[Extracted records]
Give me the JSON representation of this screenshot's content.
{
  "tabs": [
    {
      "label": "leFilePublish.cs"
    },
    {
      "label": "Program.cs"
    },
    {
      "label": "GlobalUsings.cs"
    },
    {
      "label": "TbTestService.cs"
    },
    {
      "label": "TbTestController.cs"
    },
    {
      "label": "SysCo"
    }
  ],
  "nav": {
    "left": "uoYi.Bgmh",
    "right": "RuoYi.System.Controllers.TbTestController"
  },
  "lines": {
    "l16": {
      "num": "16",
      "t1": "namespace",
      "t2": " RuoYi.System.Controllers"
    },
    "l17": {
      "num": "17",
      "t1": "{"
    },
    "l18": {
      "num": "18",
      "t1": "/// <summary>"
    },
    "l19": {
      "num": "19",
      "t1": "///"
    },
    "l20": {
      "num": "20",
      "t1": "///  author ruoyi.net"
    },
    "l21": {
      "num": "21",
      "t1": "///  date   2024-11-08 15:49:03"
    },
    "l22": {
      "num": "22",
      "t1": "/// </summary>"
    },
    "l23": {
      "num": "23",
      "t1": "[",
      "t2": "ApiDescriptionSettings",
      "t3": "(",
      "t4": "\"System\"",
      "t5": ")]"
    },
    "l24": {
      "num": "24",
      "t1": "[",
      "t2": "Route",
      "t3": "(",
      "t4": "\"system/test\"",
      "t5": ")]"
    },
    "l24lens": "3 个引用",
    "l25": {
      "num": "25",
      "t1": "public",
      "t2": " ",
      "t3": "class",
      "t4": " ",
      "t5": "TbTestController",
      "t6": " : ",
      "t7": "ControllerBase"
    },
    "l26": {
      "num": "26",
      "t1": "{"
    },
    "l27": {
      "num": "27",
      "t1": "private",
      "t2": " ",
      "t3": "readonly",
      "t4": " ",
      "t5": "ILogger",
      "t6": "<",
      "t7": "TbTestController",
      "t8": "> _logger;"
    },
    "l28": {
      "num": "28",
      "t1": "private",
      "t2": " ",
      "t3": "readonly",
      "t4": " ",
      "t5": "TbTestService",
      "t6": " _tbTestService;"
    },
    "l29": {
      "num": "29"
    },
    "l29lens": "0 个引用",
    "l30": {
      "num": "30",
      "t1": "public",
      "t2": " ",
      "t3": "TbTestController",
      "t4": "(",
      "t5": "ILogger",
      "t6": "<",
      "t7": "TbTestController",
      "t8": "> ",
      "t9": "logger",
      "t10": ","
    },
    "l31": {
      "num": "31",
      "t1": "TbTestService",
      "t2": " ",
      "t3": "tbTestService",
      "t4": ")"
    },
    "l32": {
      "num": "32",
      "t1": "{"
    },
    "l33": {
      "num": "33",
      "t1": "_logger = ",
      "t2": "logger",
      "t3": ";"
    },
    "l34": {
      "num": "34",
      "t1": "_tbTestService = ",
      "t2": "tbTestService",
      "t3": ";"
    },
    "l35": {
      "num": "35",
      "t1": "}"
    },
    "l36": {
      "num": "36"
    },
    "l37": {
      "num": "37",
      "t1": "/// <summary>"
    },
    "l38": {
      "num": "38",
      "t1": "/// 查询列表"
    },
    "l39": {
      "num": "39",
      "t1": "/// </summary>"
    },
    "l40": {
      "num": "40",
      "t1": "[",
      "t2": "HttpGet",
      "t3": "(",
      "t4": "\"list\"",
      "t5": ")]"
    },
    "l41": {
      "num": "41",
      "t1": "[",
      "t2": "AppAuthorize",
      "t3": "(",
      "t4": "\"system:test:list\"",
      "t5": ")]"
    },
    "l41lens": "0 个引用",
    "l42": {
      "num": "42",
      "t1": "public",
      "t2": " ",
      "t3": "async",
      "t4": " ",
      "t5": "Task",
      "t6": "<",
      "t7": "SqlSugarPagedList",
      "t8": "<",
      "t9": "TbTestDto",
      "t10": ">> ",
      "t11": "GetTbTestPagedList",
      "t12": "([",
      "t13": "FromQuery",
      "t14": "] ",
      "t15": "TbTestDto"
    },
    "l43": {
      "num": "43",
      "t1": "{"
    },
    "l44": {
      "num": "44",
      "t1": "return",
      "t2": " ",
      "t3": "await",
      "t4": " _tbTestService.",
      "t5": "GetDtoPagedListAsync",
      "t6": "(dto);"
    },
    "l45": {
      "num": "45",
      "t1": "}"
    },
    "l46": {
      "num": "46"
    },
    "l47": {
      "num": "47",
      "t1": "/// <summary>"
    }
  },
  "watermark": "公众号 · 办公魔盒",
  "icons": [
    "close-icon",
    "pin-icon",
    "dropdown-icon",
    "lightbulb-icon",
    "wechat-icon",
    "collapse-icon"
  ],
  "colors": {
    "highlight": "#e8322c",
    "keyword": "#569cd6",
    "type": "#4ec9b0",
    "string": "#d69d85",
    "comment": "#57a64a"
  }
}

▶ **The task**: Restate the data above word for word.

▶ **Completed task**:
Give me the JSON representation of this screenshot's content.
{
  "tabs": [
    {
      "label": "leFilePublish.cs"
    },
    {
      "label": "Program.cs"
    },
    {
      "label": "GlobalUsings.cs"
    },
    {
      "label": "TbTestService.cs"
    },
    {
      "label": "TbTestController.cs"
    },
    {
      "label": "SysCo"
    }
  ],
  "nav": {
    "left": "uoYi.Bgmh",
    "right": "RuoYi.System.Controllers.TbTestController"
  },
  "lines": {
    "l16": {
      "num": "16",
      "t1": "namespace",
      "t2": " RuoYi.System.Controllers"
    },
    "l17": {
      "num": "17",
      "t1": "{"
    },
    "l18": {
      "num": "18",
      "t1": "/// <summary>"
    },
    "l19": {
      "num": "19",
      "t1": "///"
    },
    "l20": {
      "num": "20",
      "t1": "///  author ruoyi.net"
    },
    "l21": {
      "num": "21",
      "t1": "///  date   2024-11-08 15:49:03"
    },
    "l22": {
      "num": "22",
      "t1": "/// </summary>"
    },
    "l23": {
      "num": "23",
      "t1": "[",
      "t2": "ApiDescriptionSettings",
      "t3": "(",
      "t4": "\"System\"",
      "t5": ")]"
    },
    "l24": {
      "num": "24",
      "t1": "[",
      "t2": "Route",
      "t3": "(",
      "t4": "\"system/test\"",
      "t5": ")]"
    },
    "l24lens": "3 个引用",
    "l25": {
      "num": "25",
      "t1": "public",
      "t2": " ",
      "t3": "class",
      "t4": " ",
      "t5": "TbTestController",
      "t6": " : ",
      "t7": "ControllerBase"
    },
    "l26": {
      "num": "26",
      "t1": "{"
    },
    "l27": {
      "num": "27",
      "t1": "private",
      "t2": " ",
      "t3": "readonly",
      "t4": " ",
      "t5": "ILogger",
      "t6": "<",
      "t7": "TbTestController",
      "t8": "> _logger;"
    },
    "l28": {
      "num": "28",
      "t1": "private",
      "t2": " ",
      "t3": "readonly",
      "t4": " ",
      "t5": "TbTestService",
      "t6": " _tbTestService;"
    },
    "l29": {
      "num": "29"
    },
    "l29lens": "0 个引用",
    "l30": {
      "num": "30",
      "t1": "public",
      "t2": " ",
      "t3": "TbTestController",
      "t4": "(",
      "t5": "ILogger",
      "t6": "<",
      "t7": "TbTestController",
      "t8": "> ",
      "t9": "logger",
      "t10": ","
    },
    "l31": {
      "num": "31",
      "t1": "TbTestService",
      "t2": " ",
      "t3": "tbTestService",
      "t4": ")"
    },
    "l32": {
      "num": "32",
      "t1": "{"
    },
    "l33": {
      "num": "33",
      "t1": "_logger = ",
      "t2": "logger",
      "t3": ";"
    },
    "l34": {
      "num": "34",
      "t1": "_tbTestService = ",
      "t2": "tbTestService",
      "t3": ";"
    },
    "l35": {
      "num": "35",
      "t1": "}"
    },
    "l36": {
      "num": "36"
    },
    "l37": {
      "num": "37",
      "t1": "/// <summary>"
    },
    "l38": {
      "num": "38",
      "t1": "/// 查询列表"
    },
    "l39": {
      "num": "39",
      "t1": "/// </summary>"
    },
    "l40": {
      "num": "40",
      "t1": "[",
      "t2": "HttpGet",
      "t3": "(",
      "t4": "\"list\"",
      "t5": ")]"
    },
    "l41": {
      "num": "41",
      "t1": "[",
      "t2": "AppAuthorize",
      "t3": "(",
      "t4": "\"system:test:list\"",
      "t5": ")]"
    },
    "l41lens": "0 个引用",
    "l42": {
      "num": "42",
      "t1": "public",
      "t2": " ",
      "t3": "async",
      "t4": " ",
      "t5": "Task",
      "t6": "<",
      "t7": "SqlSugarPagedList",
      "t8": "<",
      "t9": "TbTestDto",
      "t10": ">> ",
      "t11": "GetTbTestPagedList",
      "t12": "([",
      "t13": "FromQuery",
      "t14": "] ",
      "t15": "TbTestDto"
    },
    "l43": {
      "num": "43",
      "t1": "{"
    },
    "l44": {
      "num": "44",
      "t1": "return",
      "t2": " ",
      "t3": "await",
      "t4": " _tbTestService.",
      "t5": "GetDtoPagedListAsync",
      "t6": "(dto);"
    },
    "l45": {
      "num": "45",
      "t1": "}"
    },
    "l46": {
      "num": "46"
    },
    "l47": {
      "num": "47",
      "t1": "/// <summary>"
    }
  },
  "watermark": "公众号 · 办公魔盒",
  "icons": [
    "close-icon",
    "pin-icon",
    "dropdown-icon",
    "lightbulb-icon",
    "wechat-icon",
    "collapse-icon"
  ],
  "colors": {
    "highlight": "#e8322c",
    "keyword": "#569cd6",
    "type": "#4ec9b0",
    "string": "#d69d85",
    "comment": "#57a64a"
  }
}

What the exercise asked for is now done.